Given exercise: Here are some records; return them all exactly.

Stored data:
#####
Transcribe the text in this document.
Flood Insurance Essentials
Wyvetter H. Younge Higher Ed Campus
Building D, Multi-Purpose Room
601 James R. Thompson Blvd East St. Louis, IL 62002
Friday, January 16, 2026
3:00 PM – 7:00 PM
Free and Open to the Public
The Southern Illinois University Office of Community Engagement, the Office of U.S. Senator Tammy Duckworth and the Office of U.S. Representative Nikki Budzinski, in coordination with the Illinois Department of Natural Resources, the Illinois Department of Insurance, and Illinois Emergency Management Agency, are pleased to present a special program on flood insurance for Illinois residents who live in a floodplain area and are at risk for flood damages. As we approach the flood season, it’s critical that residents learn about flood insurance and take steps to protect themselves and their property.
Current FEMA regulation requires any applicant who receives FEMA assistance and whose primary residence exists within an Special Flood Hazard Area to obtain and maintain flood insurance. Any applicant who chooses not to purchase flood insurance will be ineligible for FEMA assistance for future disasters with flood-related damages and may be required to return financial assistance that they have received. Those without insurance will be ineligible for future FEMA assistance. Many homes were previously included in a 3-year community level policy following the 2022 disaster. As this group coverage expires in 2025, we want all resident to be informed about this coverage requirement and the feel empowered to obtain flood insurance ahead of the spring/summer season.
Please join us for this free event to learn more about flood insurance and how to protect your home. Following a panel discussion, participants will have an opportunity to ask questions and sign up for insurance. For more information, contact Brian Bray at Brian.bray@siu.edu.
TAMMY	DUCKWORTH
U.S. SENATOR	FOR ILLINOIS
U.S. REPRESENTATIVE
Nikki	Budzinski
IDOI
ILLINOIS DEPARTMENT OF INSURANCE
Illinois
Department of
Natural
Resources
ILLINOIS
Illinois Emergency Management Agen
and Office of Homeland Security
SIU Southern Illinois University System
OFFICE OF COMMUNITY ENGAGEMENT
#####
Answer below:
Transcribe the text in this document.
Flood Insurance Essentials
Wyvetter H. Younge Higher Ed Campus
Building D, Multi-Purpose Room
601 James R. Thompson Blvd East St. Louis, IL 62002
Friday, January 16, 2026
3:00 PM – 7:00 PM
Free and Open to the Public
The Southern Illinois University Office of Community Engagement, the Office of U.S. Senator Tammy Duckworth and the Office of U.S. Representative Nikki Budzinski, in coordination with the Illinois Department of Natural Resources, the Illinois Department of Insurance, and Illinois Emergency Management Agency, are pleased to present a special program on flood insurance for Illinois residents who live in a floodplain area and are at risk for flood damages. As we approach the flood season, it’s critical that residents learn about flood insurance and take steps to protect themselves and their property.
Current FEMA regulation requires any applicant who receives FEMA assistance and whose primary residence exists within an Special Flood Hazard Area to obtain and maintain flood insurance. Any applicant who chooses not to purchase flood insurance will be ineligible for FEMA assistance for future disasters with flood-related damages and may be required to return financial assistance that they have received. Those without insurance will be ineligible for future FEMA assistance. Many homes were previously included in a 3-year community level policy following the 2022 disaster. As this group coverage expires in 2025, we want all resident to be informed about this coverage requirement and the feel empowered to obtain flood insurance ahead of the spring/summer season.
Please join us for this free event to learn more about flood insurance and how to protect your home. Following a panel discussion, participants will have an opportunity to ask questions and sign up for insurance. For more information, contact Brian Bray at Brian.bray@siu.edu.
TAMMY	DUCKWORTH
U.S. SENATOR	FOR ILLINOIS
U.S. REPRESENTATIVE
Nikki	Budzinski
IDOI
ILLINOIS DEPARTMENT OF INSURANCE
Illinois
Department of
Natural
Resources
ILLINOIS
Illinois Emergency Management Agen
and Office of Homeland Security
SIU Southern Illinois University System
OFFICE OF COMMUNITY ENGAGEMENT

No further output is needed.